PROMPT -
Take every line from the listing below that includes "private" and copy it.

(Records from a data source)
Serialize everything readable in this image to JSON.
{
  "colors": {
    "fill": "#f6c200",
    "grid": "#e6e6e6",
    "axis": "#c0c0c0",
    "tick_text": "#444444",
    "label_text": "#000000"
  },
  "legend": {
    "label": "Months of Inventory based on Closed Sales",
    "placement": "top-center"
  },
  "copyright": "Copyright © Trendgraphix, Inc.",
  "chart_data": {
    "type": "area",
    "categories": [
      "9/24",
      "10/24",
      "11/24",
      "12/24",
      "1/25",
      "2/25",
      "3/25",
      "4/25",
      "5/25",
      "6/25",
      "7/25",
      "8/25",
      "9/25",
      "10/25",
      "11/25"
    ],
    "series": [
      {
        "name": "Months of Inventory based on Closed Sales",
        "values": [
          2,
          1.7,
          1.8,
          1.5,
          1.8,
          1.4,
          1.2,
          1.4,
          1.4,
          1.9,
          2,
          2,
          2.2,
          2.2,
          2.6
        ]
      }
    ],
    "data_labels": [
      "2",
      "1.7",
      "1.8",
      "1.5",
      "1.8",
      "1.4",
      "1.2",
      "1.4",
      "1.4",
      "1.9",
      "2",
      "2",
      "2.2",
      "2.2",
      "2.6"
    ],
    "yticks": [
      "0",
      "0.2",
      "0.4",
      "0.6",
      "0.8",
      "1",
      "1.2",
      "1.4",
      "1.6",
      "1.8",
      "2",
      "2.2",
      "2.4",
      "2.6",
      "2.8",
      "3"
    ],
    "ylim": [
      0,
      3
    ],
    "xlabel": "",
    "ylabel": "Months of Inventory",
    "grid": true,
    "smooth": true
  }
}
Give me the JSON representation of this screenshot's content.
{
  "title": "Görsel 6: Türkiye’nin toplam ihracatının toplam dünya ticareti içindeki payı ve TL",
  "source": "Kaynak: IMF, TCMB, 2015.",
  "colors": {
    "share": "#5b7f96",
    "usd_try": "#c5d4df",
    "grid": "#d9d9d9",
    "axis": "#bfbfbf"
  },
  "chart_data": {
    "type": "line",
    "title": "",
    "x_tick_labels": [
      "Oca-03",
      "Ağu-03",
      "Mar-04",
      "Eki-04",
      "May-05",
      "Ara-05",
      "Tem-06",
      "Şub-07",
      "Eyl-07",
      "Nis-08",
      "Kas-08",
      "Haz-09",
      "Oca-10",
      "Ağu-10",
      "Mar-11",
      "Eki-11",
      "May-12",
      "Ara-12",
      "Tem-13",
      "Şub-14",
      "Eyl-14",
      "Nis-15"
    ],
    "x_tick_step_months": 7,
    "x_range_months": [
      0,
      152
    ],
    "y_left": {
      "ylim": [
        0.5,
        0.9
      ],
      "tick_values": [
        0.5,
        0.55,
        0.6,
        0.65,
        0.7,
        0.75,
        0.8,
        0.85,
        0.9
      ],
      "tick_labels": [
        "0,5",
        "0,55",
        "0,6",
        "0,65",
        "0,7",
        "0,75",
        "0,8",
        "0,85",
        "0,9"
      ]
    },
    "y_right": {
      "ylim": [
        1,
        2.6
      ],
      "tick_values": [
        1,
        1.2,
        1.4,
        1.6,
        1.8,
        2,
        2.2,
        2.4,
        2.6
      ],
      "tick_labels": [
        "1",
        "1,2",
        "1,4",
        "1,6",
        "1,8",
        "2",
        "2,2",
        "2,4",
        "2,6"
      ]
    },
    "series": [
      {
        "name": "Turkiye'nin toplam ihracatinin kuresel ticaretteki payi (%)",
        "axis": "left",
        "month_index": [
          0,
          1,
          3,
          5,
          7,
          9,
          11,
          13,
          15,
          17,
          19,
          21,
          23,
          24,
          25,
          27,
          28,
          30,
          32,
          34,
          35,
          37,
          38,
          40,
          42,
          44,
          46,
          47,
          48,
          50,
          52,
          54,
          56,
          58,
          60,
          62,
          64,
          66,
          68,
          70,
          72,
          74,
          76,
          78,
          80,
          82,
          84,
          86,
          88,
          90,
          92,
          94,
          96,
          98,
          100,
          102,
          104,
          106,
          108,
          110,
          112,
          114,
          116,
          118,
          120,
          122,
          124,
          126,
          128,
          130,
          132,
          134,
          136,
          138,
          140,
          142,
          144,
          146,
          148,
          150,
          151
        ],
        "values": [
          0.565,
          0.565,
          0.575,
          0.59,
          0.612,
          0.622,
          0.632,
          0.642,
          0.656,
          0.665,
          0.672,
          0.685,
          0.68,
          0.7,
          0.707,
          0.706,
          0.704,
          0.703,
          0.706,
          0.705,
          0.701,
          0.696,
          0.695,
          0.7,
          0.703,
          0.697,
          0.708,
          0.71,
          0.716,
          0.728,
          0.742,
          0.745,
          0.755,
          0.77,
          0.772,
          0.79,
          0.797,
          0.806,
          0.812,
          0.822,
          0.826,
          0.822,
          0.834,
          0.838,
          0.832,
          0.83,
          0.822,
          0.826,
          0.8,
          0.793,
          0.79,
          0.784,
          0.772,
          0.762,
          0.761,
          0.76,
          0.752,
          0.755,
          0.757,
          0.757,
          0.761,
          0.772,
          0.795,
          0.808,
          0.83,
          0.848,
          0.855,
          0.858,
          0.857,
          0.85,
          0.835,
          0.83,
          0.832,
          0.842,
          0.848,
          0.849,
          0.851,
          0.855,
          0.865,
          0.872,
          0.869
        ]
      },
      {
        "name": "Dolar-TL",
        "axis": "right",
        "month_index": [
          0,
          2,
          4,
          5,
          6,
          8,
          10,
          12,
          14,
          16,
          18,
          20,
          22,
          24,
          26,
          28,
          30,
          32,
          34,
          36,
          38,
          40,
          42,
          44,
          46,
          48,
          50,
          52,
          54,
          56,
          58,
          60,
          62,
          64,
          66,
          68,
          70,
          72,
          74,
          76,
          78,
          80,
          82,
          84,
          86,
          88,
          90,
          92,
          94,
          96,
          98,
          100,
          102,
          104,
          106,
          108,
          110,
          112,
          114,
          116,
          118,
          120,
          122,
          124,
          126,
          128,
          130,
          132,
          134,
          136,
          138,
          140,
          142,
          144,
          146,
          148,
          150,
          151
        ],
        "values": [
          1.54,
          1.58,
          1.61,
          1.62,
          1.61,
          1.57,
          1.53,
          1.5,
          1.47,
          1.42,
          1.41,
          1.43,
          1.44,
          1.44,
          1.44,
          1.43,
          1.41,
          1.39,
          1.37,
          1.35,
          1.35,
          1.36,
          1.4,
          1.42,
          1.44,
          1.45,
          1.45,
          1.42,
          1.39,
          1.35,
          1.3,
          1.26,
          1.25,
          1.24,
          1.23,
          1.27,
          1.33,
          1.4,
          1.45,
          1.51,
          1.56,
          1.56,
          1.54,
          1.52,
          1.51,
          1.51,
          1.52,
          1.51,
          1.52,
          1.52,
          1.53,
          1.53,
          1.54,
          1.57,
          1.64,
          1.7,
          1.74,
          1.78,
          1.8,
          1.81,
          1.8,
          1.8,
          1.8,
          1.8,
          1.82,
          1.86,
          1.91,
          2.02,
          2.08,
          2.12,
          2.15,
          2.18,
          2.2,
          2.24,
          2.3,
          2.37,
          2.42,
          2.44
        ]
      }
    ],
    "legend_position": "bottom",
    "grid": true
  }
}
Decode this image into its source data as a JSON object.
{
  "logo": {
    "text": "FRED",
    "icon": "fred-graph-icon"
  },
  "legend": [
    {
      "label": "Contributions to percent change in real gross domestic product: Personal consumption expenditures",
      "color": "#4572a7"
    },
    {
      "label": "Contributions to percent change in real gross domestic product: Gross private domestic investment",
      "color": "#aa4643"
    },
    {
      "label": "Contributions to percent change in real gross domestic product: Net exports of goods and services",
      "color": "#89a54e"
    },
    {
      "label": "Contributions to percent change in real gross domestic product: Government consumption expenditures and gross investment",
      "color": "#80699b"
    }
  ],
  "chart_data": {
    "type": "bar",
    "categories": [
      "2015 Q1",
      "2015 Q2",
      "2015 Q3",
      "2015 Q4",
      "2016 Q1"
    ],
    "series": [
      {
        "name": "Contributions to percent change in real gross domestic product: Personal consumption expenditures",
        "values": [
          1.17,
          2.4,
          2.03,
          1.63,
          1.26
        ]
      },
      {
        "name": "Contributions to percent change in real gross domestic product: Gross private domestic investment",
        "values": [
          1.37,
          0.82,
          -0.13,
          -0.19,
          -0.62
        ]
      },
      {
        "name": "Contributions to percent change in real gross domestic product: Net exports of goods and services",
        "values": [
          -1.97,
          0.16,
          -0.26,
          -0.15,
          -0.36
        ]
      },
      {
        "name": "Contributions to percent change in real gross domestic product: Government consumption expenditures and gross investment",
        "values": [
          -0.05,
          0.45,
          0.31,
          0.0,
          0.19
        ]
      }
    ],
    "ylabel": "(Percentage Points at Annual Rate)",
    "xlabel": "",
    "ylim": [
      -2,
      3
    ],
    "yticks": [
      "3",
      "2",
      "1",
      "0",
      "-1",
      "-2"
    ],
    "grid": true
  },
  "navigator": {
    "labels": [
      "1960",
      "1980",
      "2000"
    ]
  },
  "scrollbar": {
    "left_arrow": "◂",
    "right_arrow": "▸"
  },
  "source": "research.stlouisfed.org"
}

SOLUTION FOR THIS TASK -
      "label": "Contributions to percent change in real gross domestic product: Gross private domestic investment",
        "name": "Contributions to percent change in real gross domestic product: Gross private domestic investment",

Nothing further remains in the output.